# [SET TASK]
Give the number of lines in the data that contain "title", and nothing more.

# [Dataset entries on figures]
_ _ _ _ _ _ _
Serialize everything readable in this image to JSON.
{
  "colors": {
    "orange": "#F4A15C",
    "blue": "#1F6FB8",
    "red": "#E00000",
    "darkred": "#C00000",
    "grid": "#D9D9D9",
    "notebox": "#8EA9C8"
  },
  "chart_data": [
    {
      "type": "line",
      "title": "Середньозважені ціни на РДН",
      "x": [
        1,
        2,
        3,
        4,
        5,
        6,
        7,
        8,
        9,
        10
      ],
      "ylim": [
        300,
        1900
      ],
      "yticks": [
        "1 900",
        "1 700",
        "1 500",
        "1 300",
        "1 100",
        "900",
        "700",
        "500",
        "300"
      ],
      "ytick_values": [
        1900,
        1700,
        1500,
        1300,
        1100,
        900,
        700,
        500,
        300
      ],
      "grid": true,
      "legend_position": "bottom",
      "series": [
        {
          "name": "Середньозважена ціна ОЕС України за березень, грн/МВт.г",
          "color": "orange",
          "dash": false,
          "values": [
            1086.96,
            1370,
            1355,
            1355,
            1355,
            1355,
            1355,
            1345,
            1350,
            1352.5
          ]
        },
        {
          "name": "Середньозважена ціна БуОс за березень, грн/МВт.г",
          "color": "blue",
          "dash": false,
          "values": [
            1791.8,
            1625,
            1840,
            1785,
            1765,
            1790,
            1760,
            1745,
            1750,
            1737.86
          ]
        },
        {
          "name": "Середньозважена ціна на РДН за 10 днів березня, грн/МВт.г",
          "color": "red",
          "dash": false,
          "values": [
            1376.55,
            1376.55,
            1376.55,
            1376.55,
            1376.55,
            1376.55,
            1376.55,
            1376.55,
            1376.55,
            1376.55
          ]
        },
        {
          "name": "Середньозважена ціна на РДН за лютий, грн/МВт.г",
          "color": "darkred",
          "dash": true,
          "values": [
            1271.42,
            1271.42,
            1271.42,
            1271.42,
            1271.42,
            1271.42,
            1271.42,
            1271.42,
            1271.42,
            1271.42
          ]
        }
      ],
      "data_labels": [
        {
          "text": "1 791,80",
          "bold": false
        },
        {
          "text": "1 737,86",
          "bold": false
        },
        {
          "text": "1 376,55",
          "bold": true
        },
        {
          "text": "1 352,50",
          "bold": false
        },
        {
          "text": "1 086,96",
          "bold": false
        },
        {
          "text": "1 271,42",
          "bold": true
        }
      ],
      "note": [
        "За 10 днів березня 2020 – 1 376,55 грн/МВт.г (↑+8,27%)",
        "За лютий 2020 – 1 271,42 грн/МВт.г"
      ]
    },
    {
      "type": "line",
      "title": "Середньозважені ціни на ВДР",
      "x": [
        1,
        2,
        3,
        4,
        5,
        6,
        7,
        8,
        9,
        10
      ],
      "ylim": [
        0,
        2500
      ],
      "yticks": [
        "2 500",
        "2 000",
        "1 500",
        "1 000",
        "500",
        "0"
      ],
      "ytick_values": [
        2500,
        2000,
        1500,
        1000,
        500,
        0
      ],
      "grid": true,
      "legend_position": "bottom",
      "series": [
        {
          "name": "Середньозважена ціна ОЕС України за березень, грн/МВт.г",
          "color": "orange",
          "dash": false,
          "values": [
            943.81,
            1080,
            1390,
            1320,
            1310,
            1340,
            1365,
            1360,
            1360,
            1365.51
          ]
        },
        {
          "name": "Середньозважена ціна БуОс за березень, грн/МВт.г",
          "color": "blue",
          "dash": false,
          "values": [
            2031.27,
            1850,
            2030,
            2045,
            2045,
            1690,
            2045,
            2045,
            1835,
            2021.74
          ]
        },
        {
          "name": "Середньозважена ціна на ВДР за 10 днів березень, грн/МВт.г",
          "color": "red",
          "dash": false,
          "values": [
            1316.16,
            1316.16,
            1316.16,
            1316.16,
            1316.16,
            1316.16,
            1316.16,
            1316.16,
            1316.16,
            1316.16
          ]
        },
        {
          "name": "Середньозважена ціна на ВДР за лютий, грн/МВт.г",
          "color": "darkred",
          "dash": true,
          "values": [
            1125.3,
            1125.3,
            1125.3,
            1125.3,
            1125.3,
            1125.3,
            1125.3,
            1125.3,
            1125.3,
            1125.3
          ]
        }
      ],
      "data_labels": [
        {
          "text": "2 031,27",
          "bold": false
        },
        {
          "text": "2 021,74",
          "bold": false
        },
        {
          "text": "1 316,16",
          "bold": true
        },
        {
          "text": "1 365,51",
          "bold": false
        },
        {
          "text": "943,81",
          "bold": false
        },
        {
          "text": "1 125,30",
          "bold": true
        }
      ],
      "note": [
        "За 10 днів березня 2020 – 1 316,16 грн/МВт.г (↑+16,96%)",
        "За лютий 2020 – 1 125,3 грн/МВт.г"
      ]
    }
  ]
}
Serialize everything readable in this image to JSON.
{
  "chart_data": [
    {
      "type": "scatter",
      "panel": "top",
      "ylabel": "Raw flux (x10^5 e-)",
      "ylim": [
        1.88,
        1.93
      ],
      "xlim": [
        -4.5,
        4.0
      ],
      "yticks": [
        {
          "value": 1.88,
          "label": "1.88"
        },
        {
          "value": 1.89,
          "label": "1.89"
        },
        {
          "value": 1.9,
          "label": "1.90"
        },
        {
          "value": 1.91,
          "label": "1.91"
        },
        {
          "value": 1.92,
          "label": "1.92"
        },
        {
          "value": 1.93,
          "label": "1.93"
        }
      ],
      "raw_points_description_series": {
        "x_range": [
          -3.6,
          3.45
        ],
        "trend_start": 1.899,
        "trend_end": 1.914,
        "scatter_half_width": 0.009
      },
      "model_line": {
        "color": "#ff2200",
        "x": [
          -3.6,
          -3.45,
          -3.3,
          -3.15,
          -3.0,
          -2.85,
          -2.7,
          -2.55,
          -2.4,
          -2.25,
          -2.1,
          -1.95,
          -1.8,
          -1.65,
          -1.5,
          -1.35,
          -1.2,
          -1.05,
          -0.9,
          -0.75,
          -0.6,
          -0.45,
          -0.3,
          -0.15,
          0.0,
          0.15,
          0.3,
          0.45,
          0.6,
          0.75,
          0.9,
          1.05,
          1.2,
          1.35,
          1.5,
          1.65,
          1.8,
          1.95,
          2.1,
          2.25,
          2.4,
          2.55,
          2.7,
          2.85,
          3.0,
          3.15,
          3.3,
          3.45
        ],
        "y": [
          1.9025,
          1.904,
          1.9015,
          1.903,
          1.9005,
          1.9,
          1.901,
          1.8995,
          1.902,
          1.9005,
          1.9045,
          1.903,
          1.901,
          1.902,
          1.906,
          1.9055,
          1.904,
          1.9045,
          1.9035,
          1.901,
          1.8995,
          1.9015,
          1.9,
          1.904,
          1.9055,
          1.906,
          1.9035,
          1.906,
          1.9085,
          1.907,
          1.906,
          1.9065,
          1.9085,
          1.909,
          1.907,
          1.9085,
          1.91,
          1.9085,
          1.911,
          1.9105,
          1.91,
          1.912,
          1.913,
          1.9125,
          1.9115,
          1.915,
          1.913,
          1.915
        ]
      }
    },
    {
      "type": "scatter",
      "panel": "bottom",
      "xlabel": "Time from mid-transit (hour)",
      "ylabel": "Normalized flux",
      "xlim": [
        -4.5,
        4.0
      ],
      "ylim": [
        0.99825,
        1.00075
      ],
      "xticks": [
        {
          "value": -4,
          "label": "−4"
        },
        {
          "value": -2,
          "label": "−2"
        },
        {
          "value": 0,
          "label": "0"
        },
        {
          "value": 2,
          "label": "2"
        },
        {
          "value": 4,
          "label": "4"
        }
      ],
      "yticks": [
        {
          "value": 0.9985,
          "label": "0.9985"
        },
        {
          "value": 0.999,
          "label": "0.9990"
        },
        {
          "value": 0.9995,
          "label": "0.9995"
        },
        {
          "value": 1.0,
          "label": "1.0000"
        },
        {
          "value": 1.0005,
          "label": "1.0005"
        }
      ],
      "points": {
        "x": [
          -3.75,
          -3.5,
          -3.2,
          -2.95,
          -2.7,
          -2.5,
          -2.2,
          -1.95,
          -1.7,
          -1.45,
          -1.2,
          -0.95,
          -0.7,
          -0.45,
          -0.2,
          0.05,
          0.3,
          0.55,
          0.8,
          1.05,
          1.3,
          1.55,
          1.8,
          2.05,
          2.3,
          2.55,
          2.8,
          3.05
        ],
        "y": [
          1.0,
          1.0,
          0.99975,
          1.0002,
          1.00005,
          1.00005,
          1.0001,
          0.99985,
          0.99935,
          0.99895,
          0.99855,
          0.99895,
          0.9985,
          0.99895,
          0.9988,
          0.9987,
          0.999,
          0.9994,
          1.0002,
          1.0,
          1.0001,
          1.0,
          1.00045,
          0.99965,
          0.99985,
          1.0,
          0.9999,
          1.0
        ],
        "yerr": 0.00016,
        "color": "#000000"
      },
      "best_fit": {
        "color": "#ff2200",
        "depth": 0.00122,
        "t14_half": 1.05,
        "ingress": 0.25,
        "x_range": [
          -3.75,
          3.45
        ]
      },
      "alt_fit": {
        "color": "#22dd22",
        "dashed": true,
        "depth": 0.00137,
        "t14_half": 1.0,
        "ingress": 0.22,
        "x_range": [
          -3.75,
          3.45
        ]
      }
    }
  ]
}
_ _ _ _ _ _ _
# [EXERCISE RESPONSE]
2